取り組む課題:
(a) 記録のうち、「keyword-hint: Type this」を含む行から「detail-row-created: Created 2」を含む行までを、両端の行も含めて一字一句変えずに抜き出しなさい。
(b) 哲学者のアマチュア性を論じた文章を、最後の文の後から書き継ぎなさい。

読解文:
________________

まず、「哲学にアマチュアはいるか」は、「哲学者はアマチュアか」という問いとほぼ同義です。そして、この問いに対する私の答えはyesです。

哲学は究極のアマチュアリズムであり、哲学者は、いわば「プロのアマチュア」であり「アマチュアのプロ」です。というのも、哲学者が哲学者であるとは、諸学問の分業を認め、また、その成果を必要に応じて大いに利用しながら、同時に、この分業制の内部にいかなる位置も持たない存在だからであり、限定された分野のスペシャリストにとどまることを断固として拒否するからです。

たしかに、哲学には、固有の問いの領域があります。このかぎりにおいて、哲学は1つのディシプリンです。しかし、この領域は、他の学問分野には手を出すことができないという消極的な理由で哲学の手もとに残ったものではありますが、この事実は、哲学に固有の問いの領域の限界が哲学者の関心の限界でもあることをいささかも意味しません。むしろ、他の学問分野の成果に——その分野の専門家からは恣意的と受け止められることがあるとしても——対しアマチュアとして無責任に光を当てる点に哲学者に固有の態度があると考えることができます。

当然、同じような態度は、哲学固有の領域にも向けられます。哲学者は、哲学を固定したパラダイムが支配するディシプリンにすることを好まず、ギリシア以来の伝統の内部において大雑把に「哲学」と呼ばれてきた範囲を自由に浮動してきました*1

『純粋理性批判』のA版の序文においてカントが指摘するように、ギリシア以来、哲学がその本質的な部分において何の確実な成果も産み出してこなかったとするなら、それは、万人を拘束するような「成果」に対するアマチュア的な——「あまのじゃく」にいくらか似た——拒絶反応が哲学を支えているからであるのかも知れません。

________________

提供された記録:
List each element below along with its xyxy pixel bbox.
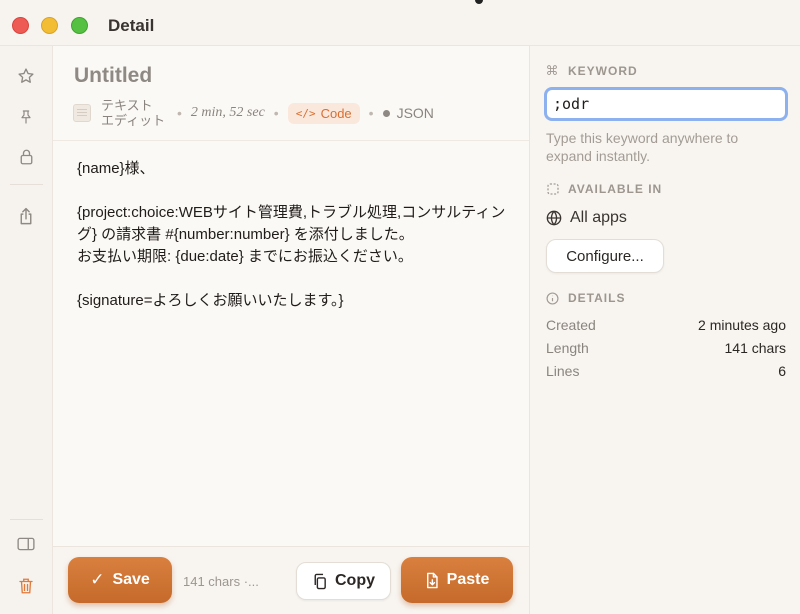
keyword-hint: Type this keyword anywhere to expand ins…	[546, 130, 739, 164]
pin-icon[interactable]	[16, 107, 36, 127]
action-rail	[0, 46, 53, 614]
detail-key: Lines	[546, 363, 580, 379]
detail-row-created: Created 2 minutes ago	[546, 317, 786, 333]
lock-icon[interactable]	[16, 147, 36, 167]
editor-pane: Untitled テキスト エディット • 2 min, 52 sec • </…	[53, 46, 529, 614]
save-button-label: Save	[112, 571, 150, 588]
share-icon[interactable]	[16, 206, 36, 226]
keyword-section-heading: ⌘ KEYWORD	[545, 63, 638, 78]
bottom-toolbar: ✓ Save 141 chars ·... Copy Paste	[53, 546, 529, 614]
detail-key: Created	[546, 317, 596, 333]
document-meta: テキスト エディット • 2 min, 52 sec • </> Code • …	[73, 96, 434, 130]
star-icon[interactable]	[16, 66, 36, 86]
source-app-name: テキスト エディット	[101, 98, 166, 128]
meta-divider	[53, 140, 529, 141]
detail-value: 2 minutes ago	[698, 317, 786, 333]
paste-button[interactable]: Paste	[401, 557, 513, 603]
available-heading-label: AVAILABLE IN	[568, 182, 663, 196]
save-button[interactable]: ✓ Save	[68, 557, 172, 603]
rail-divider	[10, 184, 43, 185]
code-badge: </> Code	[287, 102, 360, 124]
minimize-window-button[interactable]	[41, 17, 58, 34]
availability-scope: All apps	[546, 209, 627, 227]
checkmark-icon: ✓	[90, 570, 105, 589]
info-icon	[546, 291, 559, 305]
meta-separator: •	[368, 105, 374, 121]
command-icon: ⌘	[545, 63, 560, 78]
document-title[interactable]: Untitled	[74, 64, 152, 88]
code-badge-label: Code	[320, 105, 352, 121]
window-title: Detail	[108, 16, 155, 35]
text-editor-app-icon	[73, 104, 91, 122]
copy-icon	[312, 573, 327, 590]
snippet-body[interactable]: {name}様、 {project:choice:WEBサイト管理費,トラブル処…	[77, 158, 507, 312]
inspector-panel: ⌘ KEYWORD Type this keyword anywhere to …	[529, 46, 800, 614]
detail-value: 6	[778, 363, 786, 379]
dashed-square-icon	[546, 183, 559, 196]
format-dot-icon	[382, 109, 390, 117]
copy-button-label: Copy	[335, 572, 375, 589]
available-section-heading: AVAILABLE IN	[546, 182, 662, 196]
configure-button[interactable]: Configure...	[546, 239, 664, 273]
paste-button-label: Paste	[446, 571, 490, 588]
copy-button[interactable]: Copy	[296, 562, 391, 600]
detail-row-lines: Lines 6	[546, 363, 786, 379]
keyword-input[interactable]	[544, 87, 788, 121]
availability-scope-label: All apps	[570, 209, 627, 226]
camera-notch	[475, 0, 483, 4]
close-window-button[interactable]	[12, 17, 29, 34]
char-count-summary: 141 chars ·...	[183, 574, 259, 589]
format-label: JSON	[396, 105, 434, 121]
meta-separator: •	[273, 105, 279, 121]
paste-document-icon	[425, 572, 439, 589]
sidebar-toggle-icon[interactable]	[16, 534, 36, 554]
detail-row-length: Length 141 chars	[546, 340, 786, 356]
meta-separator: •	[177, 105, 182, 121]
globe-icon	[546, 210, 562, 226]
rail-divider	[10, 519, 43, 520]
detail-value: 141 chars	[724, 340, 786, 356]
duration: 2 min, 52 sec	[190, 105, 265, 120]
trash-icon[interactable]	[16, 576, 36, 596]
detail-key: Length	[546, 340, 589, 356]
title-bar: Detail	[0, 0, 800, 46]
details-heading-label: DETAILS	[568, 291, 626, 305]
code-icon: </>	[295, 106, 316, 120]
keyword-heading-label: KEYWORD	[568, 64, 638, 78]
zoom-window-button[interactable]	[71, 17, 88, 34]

________________

解答一覧:
(a)
keyword-hint: Type this keyword anywhere to expand ins…	[546, 130, 739, 164]
pin-icon[interactable]	[16, 107, 36, 127]
action-rail	[0, 46, 53, 614]
detail-key: Lines	[546, 363, 580, 379]
detail-row-created: Created 2 minutes ago	[546, 317, 786, 333]

(b)
「哲学にアマチュアはいるか」が「哲学者はアマチュアか」を意味するかぎりにおいて、この問いに対する答えはyesです。しかし、「哲学にアマチュアはいるか」に対する答えがnoとなる場合があります。すなわち、この問いが「(プロではない)哲学愛好家は存在可能か」という問いに置き換えられるときです。

私は、哲学者から区別された「哲学愛好家」なるものの存在を認めません。世間には、たとえば哲学書を自発的に手にとったり、哲学者たちの言葉を解釈したり評価したりする人々は、ことによると「哲学/哲学史/哲学者愛好家」に属するのかも知れません。

しかし、哲学が前の文章で述べたような性質のもの、つまり、究極のアマチュアリズムであるなら、ここからは、「アマチュアリズムとしての哲学の世界にはプロしかいない」という、一見すると自己矛盾した結論が導き出されます。つまり、この世において出会われるのは「哲学のプロ」と「哲学とは無縁の者」だけであり、いわゆる「哲学愛好家」のための場所はないのです。「哲学愛好家」とは、自覚を欠いた「哲学のプロ」であるか、さもなければ、「哲学しているふりをしている者」あるいは「哲学しているつもりになっている者」であることになります。この意味において、哲学にはアマチュアはいないことになるのです。

*1:古代ギリシア以来の知的伝統の尊重は、哲学を哲学に似た知的活動から区別するただ1つの標識であると言うことができます。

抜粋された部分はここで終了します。